◆ **Stored items**
"""
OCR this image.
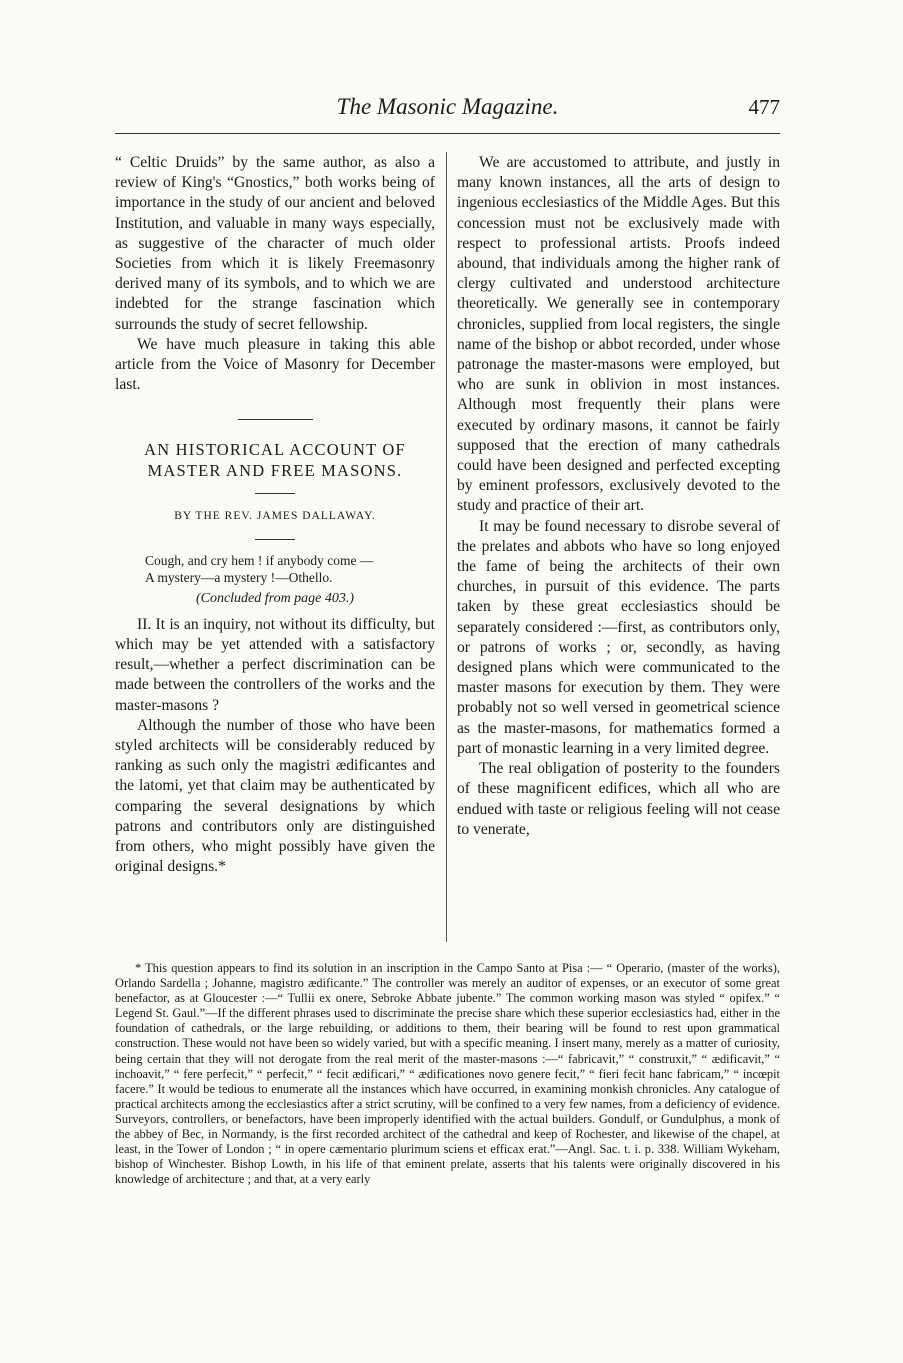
The Masonic Magazine.	477

“ Celtic Druids” by the same author, as also a review of King's “Gnostics,” both works being of importance in the study of our ancient and beloved Institution, and valuable in many ways especially, as suggestive of the character of much older Societies from which it is likely Freemasonry derived many of its symbols, and to which we are indebted for the strange fascination which surrounds the study of secret fellowship.

We have much pleasure in taking this able article from the Voice of Masonry for December last.

AN HISTORICAL ACCOUNT OF MASTER AND FREE MASONS.
BY THE REV. JAMES DALLAWAY.

Cough, and cry hem ! if anybody come —

A mystery—a mystery !—Othello.

(Concluded from page 403.)

II. It is an inquiry, not without its difficulty, but which may be yet attended with a satisfactory result,—whether a perfect discrimination can be made between the controllers of the works and the master-masons ?

Although the number of those who have been styled architects will be considerably reduced by ranking as such only the magistri ædificantes and the latomi, yet that claim may be authenticated by comparing the several designations by which patrons and contributors only are distinguished from others, who might possibly have given the original designs.*

We are accustomed to attribute, and justly in many known instances, all the arts of design to ingenious ecclesiastics of the Middle Ages. But this concession must not be exclusively made with respect to professional artists. Proofs indeed abound, that individuals among the higher rank of clergy cultivated and understood architecture theoretically. We generally see in contemporary chronicles, supplied from local registers, the single name of the bishop or abbot recorded, under whose patronage the master-masons were employed, but who are sunk in oblivion in most instances. Although most frequently their plans were executed by ordinary masons, it cannot be fairly supposed that the erection of many cathedrals could have been designed and perfected excepting by eminent professors, exclusively devoted to the study and practice of their art.

It may be found necessary to disrobe several of the prelates and abbots who have so long enjoyed the fame of being the architects of their own churches, in pursuit of this evidence. The parts taken by these great ecclesiastics should be separately considered :—first, as contributors only, or patrons of works ; or, secondly, as having designed plans which were communicated to the master masons for execution by them. They were probably not so well versed in geometrical science as the master-masons, for mathematics formed a part of monastic learning in a very limited degree.

The real obligation of posterity to the founders of these magnificent edifices, which all who are endued with taste or religious feeling will not cease to venerate,

* This question appears to find its solution in an inscription in the Campo Santo at Pisa :— “ Operario, (master of the works), Orlando Sardella ; Johanne, magistro ædificante.” The controller was merely an auditor of expenses, or an executor of some great benefactor, as at Gloucester :—“ Tullii ex onere, Sebroke Abbate jubente.” The common working mason was styled “ opifex.” “ Legend St. Gaul.”—If the different phrases used to discriminate the precise share which these superior ecclesiastics had, either in the foundation of cathedrals, or the large rebuilding, or additions to them, their bearing will be found to rest upon grammatical construction. These would not have been so widely varied, but with a specific meaning. I insert many, merely as a matter of curiosity, being certain that they will not derogate from the real merit of the master-masons :—“ fabricavit,” “ construxit,” “ ædificavit,” “ inchoavit,” “ fere perfecit,” “ perfecit,” “ fecit ædificari,” “ ædificationes novo genere fecit,” “ fieri fecit hanc fabricam,” “ incœpit facere.” It would be tedious to enumerate all the instances which have occurred, in examining monkish chronicles. Any catalogue of practical architects among the ecclesiastics after a strict scrutiny, will be confined to a very few names, from a deficiency of evidence. Surveyors, controllers, or benefactors, have been improperly identified with the actual builders. Gondulf, or Gundulphus, a monk of the abbey of Bec, in Normandy, is the first recorded architect of the cathedral and keep of Rochester, and likewise of the chapel, at least, in the Tower of London ; “ in opere cæmentario plurimum sciens et efficax erat.”—Angl. Sac. t. i. p. 338. William Wykeham, bishop of Winchester. Bishop Lowth, in his life of that eminent prelate, asserts that his talents were originally discovered in his knowledge of architecture ; and that, at a very early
"""
◆ **What is asked**
Retype the whole listing, keeping every line identical and omitting all pictures.

◆ **Correct answer**
OCR this image.
The Masonic Magazine.	477

“ Celtic Druids” by the same author, as also a review of King's “Gnostics,” both works being of importance in the study of our ancient and beloved Institution, and valuable in many ways especially, as suggestive of the character of much older Societies from which it is likely Freemasonry derived many of its symbols, and to which we are indebted for the strange fascination which surrounds the study of secret fellowship.

We have much pleasure in taking this able article from the Voice of Masonry for December last.

AN HISTORICAL ACCOUNT OF MASTER AND FREE MASONS.
BY THE REV. JAMES DALLAWAY.

Cough, and cry hem ! if anybody come —

A mystery—a mystery !—Othello.

(Concluded from page 403.)

II. It is an inquiry, not without its difficulty, but which may be yet attended with a satisfactory result,—whether a perfect discrimination can be made between the controllers of the works and the master-masons ?

Although the number of those who have been styled architects will be considerably reduced by ranking as such only the magistri ædificantes and the latomi, yet that claim may be authenticated by comparing the several designations by which patrons and contributors only are distinguished from others, who might possibly have given the original designs.*

We are accustomed to attribute, and justly in many known instances, all the arts of design to ingenious ecclesiastics of the Middle Ages. But this concession must not be exclusively made with respect to professional artists. Proofs indeed abound, that individuals among the higher rank of clergy cultivated and understood architecture theoretically. We generally see in contemporary chronicles, supplied from local registers, the single name of the bishop or abbot recorded, under whose patronage the master-masons were employed, but who are sunk in oblivion in most instances. Although most frequently their plans were executed by ordinary masons, it cannot be fairly supposed that the erection of many cathedrals could have been designed and perfected excepting by eminent professors, exclusively devoted to the study and practice of their art.

It may be found necessary to disrobe several of the prelates and abbots who have so long enjoyed the fame of being the architects of their own churches, in pursuit of this evidence. The parts taken by these great ecclesiastics should be separately considered :—first, as contributors only, or patrons of works ; or, secondly, as having designed plans which were communicated to the master masons for execution by them. They were probably not so well versed in geometrical science as the master-masons, for mathematics formed a part of monastic learning in a very limited degree.

The real obligation of posterity to the founders of these magnificent edifices, which all who are endued with taste or religious feeling will not cease to venerate,

* This question appears to find its solution in an inscription in the Campo Santo at Pisa :— “ Operario, (master of the works), Orlando Sardella ; Johanne, magistro ædificante.” The controller was merely an auditor of expenses, or an executor of some great benefactor, as at Gloucester :—“ Tullii ex onere, Sebroke Abbate jubente.” The common working mason was styled “ opifex.” “ Legend St. Gaul.”—If the different phrases used to discriminate the precise share which these superior ecclesiastics had, either in the foundation of cathedrals, or the large rebuilding, or additions to them, their bearing will be found to rest upon grammatical construction. These would not have been so widely varied, but with a specific meaning. I insert many, merely as a matter of curiosity, being certain that they will not derogate from the real merit of the master-masons :—“ fabricavit,” “ construxit,” “ ædificavit,” “ inchoavit,” “ fere perfecit,” “ perfecit,” “ fecit ædificari,” “ ædificationes novo genere fecit,” “ fieri fecit hanc fabricam,” “ incœpit facere.” It would be tedious to enumerate all the instances which have occurred, in examining monkish chronicles. Any catalogue of practical architects among the ecclesiastics after a strict scrutiny, will be confined to a very few names, from a deficiency of evidence. Surveyors, controllers, or benefactors, have been improperly identified with the actual builders. Gondulf, or Gundulphus, a monk of the abbey of Bec, in Normandy, is the first recorded architect of the cathedral and keep of Rochester, and likewise of the chapel, at least, in the Tower of London ; “ in opere cæmentario plurimum sciens et efficax erat.”—Angl. Sac. t. i. p. 338. William Wykeham, bishop of Winchester. Bishop Lowth, in his life of that eminent prelate, asserts that his talents were originally discovered in his knowledge of architecture ; and that, at a very early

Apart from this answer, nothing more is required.